[Dataset items]
◇ ◇ ◇ ◇ ◇ ◇ ◇

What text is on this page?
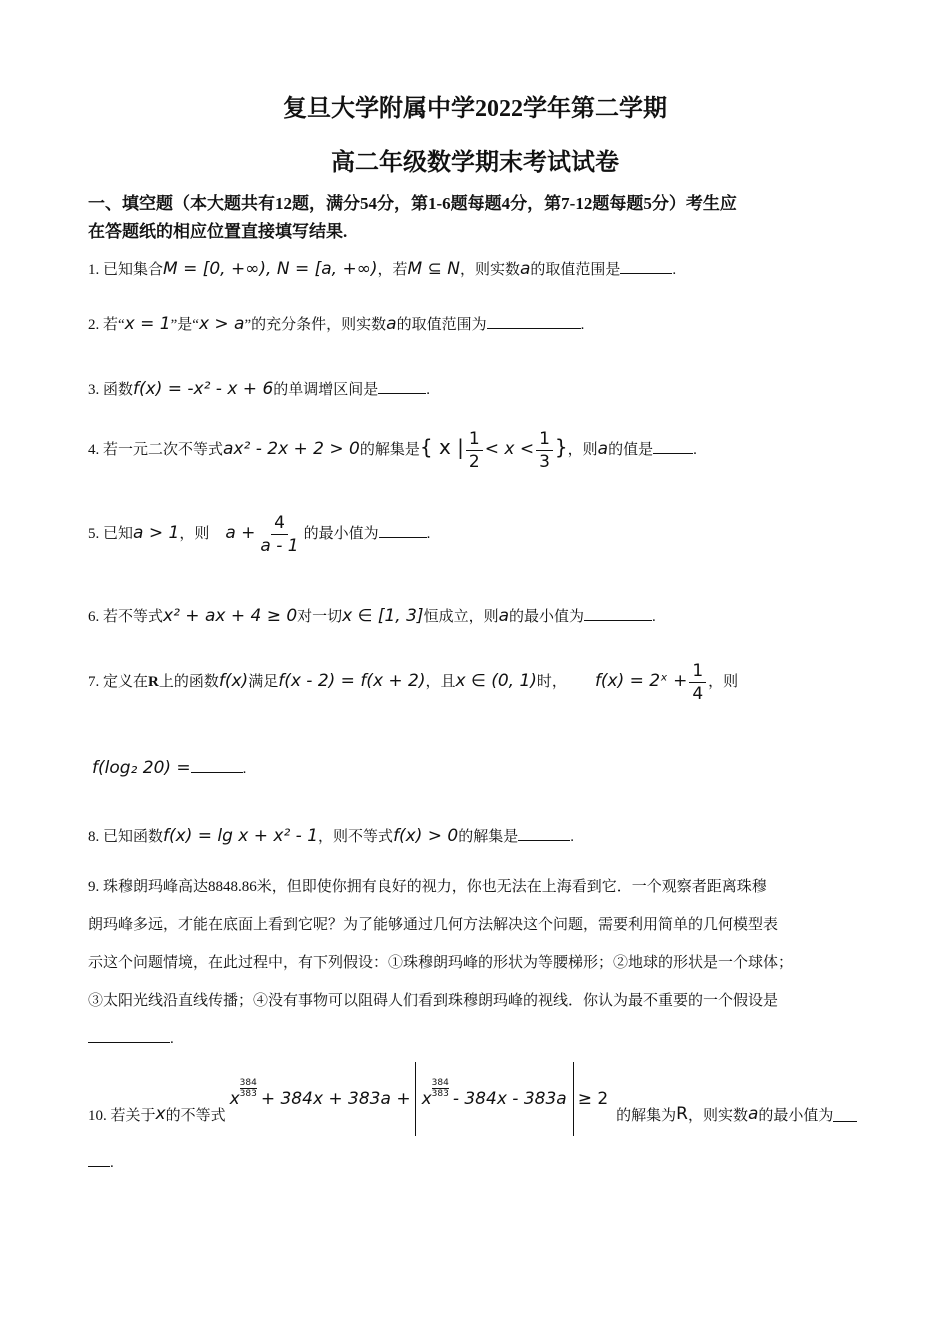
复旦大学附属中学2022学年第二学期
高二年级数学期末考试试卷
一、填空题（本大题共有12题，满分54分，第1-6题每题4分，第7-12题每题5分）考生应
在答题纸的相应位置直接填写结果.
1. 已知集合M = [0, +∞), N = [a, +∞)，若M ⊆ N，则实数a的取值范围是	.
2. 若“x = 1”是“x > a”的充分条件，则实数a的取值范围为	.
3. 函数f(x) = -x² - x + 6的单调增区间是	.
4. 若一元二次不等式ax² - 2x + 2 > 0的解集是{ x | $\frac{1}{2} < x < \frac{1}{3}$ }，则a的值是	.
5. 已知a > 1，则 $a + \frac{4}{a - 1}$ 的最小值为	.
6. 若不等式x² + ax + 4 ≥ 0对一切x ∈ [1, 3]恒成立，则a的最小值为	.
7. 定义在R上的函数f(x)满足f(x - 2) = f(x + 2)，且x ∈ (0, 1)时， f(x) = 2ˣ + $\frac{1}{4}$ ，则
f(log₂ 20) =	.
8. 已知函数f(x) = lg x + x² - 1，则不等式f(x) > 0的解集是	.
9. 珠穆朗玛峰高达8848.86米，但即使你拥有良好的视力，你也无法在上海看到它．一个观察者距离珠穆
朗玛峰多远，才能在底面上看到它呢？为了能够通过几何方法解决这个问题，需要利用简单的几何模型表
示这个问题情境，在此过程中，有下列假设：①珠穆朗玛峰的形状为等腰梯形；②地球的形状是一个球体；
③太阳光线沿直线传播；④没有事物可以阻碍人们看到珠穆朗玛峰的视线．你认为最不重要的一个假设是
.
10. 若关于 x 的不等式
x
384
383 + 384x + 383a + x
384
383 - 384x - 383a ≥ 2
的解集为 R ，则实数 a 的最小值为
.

◇ ◇ ◇ ◇ ◇ ◇ ◇

> **PROBLEM DESCRIPTION**
Omit pictures; set down the rest of the material word for word.

> **RESPONSE TO THE EXERCISE**
What text is on this page?
复旦大学附属中学2022学年第二学期
高二年级数学期末考试试卷
一、填空题（本大题共有12题，满分54分，第1-6题每题4分，第7-12题每题5分）考生应
在答题纸的相应位置直接填写结果.
1. 已知集合M = [0, +∞), N = [a, +∞)，若M ⊆ N，则实数a的取值范围是	.
2. 若“x = 1”是“x > a”的充分条件，则实数a的取值范围为	.
3. 函数f(x) = -x² - x + 6的单调增区间是	.
4. 若一元二次不等式ax² - 2x + 2 > 0的解集是{ x | $\frac{1}{2} < x < \frac{1}{3}$ }，则a的值是	.
5. 已知a > 1，则 $a + \frac{4}{a - 1}$ 的最小值为	.
6. 若不等式x² + ax + 4 ≥ 0对一切x ∈ [1, 3]恒成立，则a的最小值为	.
7. 定义在R上的函数f(x)满足f(x - 2) = f(x + 2)，且x ∈ (0, 1)时， f(x) = 2ˣ + $\frac{1}{4}$ ，则
f(log₂ 20) =	.
8. 已知函数f(x) = lg x + x² - 1，则不等式f(x) > 0的解集是	.
9. 珠穆朗玛峰高达8848.86米，但即使你拥有良好的视力，你也无法在上海看到它．一个观察者距离珠穆
朗玛峰多远，才能在底面上看到它呢？为了能够通过几何方法解决这个问题，需要利用简单的几何模型表
示这个问题情境，在此过程中，有下列假设：①珠穆朗玛峰的形状为等腰梯形；②地球的形状是一个球体；
③太阳光线沿直线传播；④没有事物可以阻碍人们看到珠穆朗玛峰的视线．你认为最不重要的一个假设是
.
10. 若关于 x 的不等式
x
384
383 + 384x + 383a + x
384
383 - 384x - 383a ≥ 2
的解集为 R ，则实数 a 的最小值为
.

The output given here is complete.